__EXERCISE DETAILS__
Below are entries; tally how many lines hold the string "this" and answer with only that figure.

__MATERIAL SHOWN__
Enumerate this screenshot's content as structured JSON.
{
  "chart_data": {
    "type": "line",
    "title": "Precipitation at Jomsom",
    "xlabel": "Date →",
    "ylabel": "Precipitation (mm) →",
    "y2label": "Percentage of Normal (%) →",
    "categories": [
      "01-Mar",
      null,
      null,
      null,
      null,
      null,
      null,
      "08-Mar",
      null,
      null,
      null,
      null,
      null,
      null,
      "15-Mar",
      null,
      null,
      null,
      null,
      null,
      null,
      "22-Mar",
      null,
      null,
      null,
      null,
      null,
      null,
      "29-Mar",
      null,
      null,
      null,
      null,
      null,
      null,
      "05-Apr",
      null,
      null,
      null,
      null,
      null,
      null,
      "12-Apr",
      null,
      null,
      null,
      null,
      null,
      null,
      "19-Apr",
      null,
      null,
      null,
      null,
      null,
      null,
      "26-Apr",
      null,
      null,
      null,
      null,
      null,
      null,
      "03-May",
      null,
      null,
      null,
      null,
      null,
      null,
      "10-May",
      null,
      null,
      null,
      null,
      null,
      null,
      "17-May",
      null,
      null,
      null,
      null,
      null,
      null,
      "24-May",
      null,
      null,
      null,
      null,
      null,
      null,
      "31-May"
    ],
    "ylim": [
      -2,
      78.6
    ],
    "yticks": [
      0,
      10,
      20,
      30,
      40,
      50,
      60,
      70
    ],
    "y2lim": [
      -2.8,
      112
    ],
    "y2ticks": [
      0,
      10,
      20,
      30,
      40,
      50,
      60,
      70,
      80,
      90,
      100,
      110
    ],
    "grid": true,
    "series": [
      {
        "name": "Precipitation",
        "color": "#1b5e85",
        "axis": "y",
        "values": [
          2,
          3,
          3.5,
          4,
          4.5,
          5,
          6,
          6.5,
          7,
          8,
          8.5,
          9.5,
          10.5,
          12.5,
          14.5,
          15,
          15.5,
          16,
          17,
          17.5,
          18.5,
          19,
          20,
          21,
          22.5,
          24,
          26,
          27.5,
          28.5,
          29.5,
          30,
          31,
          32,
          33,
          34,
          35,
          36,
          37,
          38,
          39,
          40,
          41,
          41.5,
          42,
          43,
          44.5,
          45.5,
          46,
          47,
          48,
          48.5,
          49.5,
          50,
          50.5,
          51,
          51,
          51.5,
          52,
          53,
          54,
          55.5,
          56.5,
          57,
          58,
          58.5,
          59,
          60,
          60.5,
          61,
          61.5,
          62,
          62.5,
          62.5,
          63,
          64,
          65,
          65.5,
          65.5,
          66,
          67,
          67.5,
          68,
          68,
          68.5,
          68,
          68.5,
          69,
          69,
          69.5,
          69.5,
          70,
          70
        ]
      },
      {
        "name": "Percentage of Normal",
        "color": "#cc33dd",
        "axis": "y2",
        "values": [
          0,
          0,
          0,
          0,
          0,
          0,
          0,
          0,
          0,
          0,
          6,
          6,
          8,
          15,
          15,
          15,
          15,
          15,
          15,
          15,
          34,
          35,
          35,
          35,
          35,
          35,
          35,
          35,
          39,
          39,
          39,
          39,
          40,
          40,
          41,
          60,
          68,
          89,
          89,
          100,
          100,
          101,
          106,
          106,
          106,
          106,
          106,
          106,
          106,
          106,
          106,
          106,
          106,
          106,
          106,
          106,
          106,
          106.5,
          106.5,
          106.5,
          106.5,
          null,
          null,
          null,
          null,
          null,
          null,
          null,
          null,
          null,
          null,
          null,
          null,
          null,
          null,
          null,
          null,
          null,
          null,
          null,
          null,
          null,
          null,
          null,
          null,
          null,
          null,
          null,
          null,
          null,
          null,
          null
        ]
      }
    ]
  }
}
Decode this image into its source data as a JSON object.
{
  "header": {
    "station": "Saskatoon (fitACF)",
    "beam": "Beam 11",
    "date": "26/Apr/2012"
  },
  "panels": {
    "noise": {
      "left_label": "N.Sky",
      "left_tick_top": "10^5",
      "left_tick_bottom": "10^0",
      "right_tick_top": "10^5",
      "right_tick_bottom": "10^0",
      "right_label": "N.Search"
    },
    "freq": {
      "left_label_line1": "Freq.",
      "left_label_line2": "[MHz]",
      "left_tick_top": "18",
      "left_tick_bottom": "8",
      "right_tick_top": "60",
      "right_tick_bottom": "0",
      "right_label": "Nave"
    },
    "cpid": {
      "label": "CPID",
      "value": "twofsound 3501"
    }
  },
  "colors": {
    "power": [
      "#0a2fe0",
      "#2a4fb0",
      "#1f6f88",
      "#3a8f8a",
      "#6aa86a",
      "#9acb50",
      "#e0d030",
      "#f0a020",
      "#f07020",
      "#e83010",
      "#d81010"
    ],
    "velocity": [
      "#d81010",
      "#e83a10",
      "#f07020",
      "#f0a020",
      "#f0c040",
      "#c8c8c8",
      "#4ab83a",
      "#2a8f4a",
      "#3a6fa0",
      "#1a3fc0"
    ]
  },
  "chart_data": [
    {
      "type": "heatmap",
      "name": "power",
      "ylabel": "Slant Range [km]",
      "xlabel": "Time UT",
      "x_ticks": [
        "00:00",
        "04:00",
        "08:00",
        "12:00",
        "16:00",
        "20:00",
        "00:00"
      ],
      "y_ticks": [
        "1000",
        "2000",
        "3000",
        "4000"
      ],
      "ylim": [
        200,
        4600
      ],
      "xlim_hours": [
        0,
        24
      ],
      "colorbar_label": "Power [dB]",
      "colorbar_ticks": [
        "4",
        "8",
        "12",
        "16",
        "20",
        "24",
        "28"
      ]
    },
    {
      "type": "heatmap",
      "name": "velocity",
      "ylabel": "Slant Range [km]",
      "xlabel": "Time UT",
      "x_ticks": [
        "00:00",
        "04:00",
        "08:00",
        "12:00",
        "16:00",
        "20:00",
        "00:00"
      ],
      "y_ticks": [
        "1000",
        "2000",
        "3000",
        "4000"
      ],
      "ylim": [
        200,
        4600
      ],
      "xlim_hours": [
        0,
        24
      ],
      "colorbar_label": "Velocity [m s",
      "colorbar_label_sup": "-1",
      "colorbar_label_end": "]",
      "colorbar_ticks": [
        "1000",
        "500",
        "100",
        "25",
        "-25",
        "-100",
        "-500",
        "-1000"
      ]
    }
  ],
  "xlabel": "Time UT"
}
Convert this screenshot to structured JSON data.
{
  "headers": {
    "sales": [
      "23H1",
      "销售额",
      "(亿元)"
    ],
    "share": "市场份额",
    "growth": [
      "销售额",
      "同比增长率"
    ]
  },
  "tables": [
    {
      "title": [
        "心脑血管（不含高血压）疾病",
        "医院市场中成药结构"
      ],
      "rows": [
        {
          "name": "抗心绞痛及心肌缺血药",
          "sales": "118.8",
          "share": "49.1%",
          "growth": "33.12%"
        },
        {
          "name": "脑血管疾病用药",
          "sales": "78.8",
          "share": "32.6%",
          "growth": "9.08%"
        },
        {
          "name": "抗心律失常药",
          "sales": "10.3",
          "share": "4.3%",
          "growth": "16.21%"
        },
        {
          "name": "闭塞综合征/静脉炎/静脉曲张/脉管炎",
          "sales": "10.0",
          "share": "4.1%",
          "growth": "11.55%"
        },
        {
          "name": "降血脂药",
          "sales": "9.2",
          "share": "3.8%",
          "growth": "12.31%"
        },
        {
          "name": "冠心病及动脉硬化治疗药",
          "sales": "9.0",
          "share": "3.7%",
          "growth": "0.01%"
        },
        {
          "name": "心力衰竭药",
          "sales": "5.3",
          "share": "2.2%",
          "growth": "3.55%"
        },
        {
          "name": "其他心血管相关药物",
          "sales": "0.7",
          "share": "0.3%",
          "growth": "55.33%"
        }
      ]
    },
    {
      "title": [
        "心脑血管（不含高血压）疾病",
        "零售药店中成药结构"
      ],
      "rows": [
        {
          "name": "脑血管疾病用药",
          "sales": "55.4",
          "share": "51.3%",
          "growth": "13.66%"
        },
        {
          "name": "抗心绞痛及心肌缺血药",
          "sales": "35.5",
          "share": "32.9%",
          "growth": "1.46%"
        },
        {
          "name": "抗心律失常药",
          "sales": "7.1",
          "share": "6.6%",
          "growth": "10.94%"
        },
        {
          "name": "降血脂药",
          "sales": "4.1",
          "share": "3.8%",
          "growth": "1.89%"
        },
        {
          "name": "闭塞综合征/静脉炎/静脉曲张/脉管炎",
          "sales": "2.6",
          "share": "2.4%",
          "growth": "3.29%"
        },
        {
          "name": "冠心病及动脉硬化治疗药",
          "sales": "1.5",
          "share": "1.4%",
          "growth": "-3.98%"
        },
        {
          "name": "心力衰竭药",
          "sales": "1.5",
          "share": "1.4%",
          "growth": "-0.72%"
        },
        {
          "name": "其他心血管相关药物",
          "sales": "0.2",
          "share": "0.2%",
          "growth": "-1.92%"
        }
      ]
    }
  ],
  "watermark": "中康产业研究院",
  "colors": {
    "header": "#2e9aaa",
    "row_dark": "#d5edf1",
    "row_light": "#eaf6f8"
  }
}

__SOLVED EXERCISE__
3